If your child is struggling with their handwriting, it is important to do something about it now. There are many different techniques and tricks that can be employed to help get those letters looking clear and neat. Here’s a few pointers that you can try at home together.
Improve their writing grip
Improvement in writing can only come about when your child knows how to hold a pen or pencil correctly. Therefore, teaching them (or reteaching them) the correct pencil grasping technique is very important.
There are actually two different ways you can hold a pencil; known as the tripod and the quadruped grasps. By the age of four, children can usually fairly confidently use one of these techniques to hold a crayon or a pencil by gripping it with two or three fingers while the thumb helps keep it anchored. Some people like to use two fingers, and others three. Either way is not a problem as long as they feel comfortable.
If your child has handwriting issues, then before you do anything else, check out their grip. This video gives a demonstration on how to correctly hold a pen. Grip aids can also be bought, that slide over the writing implement, to help if your child is struggling to hold them in the correct way.
Take advantage of technology
Kids these days learn to use mobile phones and tablets before they start writing; therefore, it makes sense to use these technologies for their benefit. If your child is averse to picking up a pen, you can ask them to use stylus pens instead to write something on their tablet. There are many good handwriting programmes and apps to help children get to grips with writing, and it might just be an easier way to engage them if paper and pen handwriting practice has become a bit of a battleground.
Practice makes improvement
One of the more traditional ways to improve a child’s handwriting ability is to provide them with worksheets where they can practice writing set letters over and over again. As boring as these might seem on the face of it, they are actually a really good way to change bad habits and teach the correct formation of letters. Sometimes bad handwriting habits form and the only way to change the muscle memory is to practice writing that letter or those groups of letters until the new technique becomes automatic. Offer rewards as an incentive for improvements and do little and often rather than hours and hours of the same boring writing exercises, as your child will lose interest quickly otherwise. Regular, smaller amounts of practice will have far better results.
Use a variety of writing equipment
Make it interesting and fun! Provide different coloured pencils, glitter pens, scented pens, chunky crayons, funky paper and even stencils and stickers to help your child take more of an interest in writing and engage their senses.
Give them a journal
Another good way to improve technique and get your child engaged with writing is to ask them to write something just for fun, without the pressure of it being ‘perfect’ or assessed by anyone else. Journalling can be a really good activity for kids who are reluctant to write. It doesn’t have to be a diary type journal where they record their feelings – although for some children this is a great idea – but it could be a science journal, or a nature journal, or a summer holiday journal where they write down what they have done every day and stick in tickets, pictures and anything else they collect along the way. Journals are great because they remind children of how writing can be for pleasure, without all the pressure of it needing to be perfect.

Short task 1 — According to the article on improving a child's handwriting, what are the two ways of holding a pencil called?
Short task 2 — Extend the article on improving a child's handwriting, picking up directly after its final sentence.

Data excerpt —
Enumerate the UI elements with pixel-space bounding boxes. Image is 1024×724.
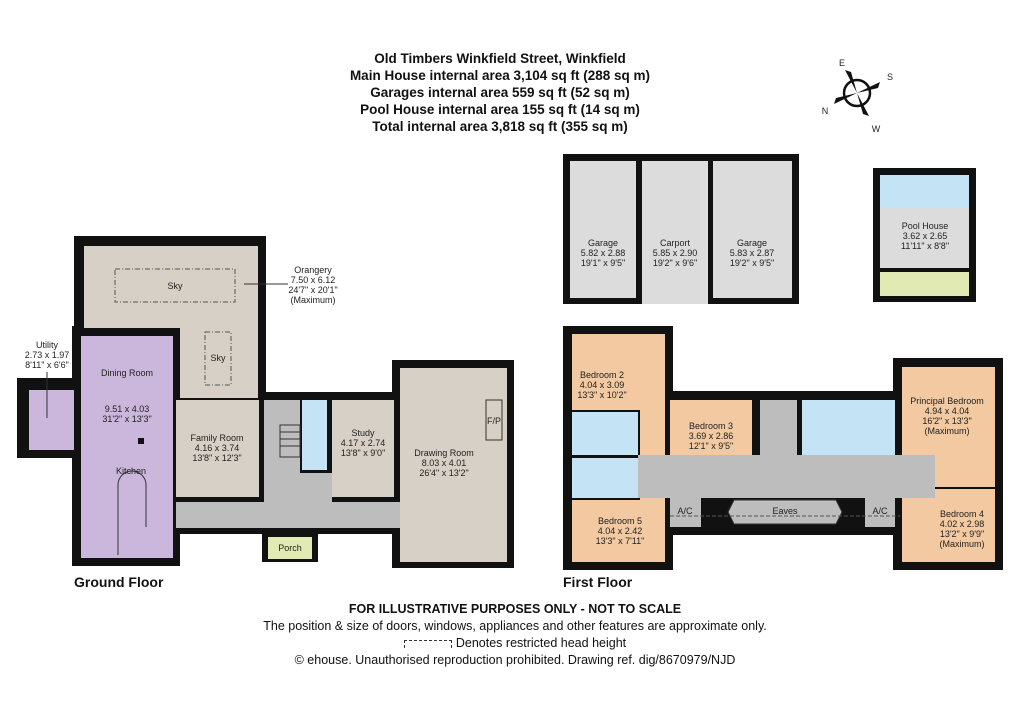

Result 1 — The tripod and the quadruped grasps.

Result 2 —
Create a quiet writing space
Having an appropriate place where your child can sit down and do their homework can also really help with improved handwriting. If there are people around all the time or distractions such as television or music playing around them, they won’t be able to concentrate, no matter what they say to the contrary! Having a designated, quiet, peaceful study space, where they can be focused and free of distractions is really important to help lengthen their attention span. Equally important is having a good, flat writing table or desk and a comfortable chair, which is at the right height for the desk. Trying to write on the floor or on their lap will not help handwriting to improve.
Spend time with them & give plenty of praise
If writing is something your child finds difficult, do not leave them to struggle alone. Children crave adult attention and they will be far more likely to want to practice their handwriting if they know they get some of your precious time while they do it. Be there to help them correct mistakes, but also make sure you give plenty of praise for the things they work hard on. Research has shown that it is sincere praise, based on something specific you can point to as being an achievement that really makes a child feel good rather than generalised, hollow “well done”s. So, even if the piece of writing has lots of mistakes within it, praise the fact your child persevered and didn’t give up even though writing is something they find hard. Or the fact that they took their time over it and didn’t rush. Praise the effort and the process rather than always looking at the results.
Align their interests
No one knows what engages and interests your children better than you, so use that knowledge to try and get them hooked on to writing with activities and rewards you know they’ll appreciate. Any excuse for writing is a good opportunity to practice those new letter formation skills they’ve been learning. If they like a particular book series or TV character, use this is a way of encouraging writing activities. There are loads of resources out there. Whatever your child is interested in, if you can find a way to make them write about it, give it a go.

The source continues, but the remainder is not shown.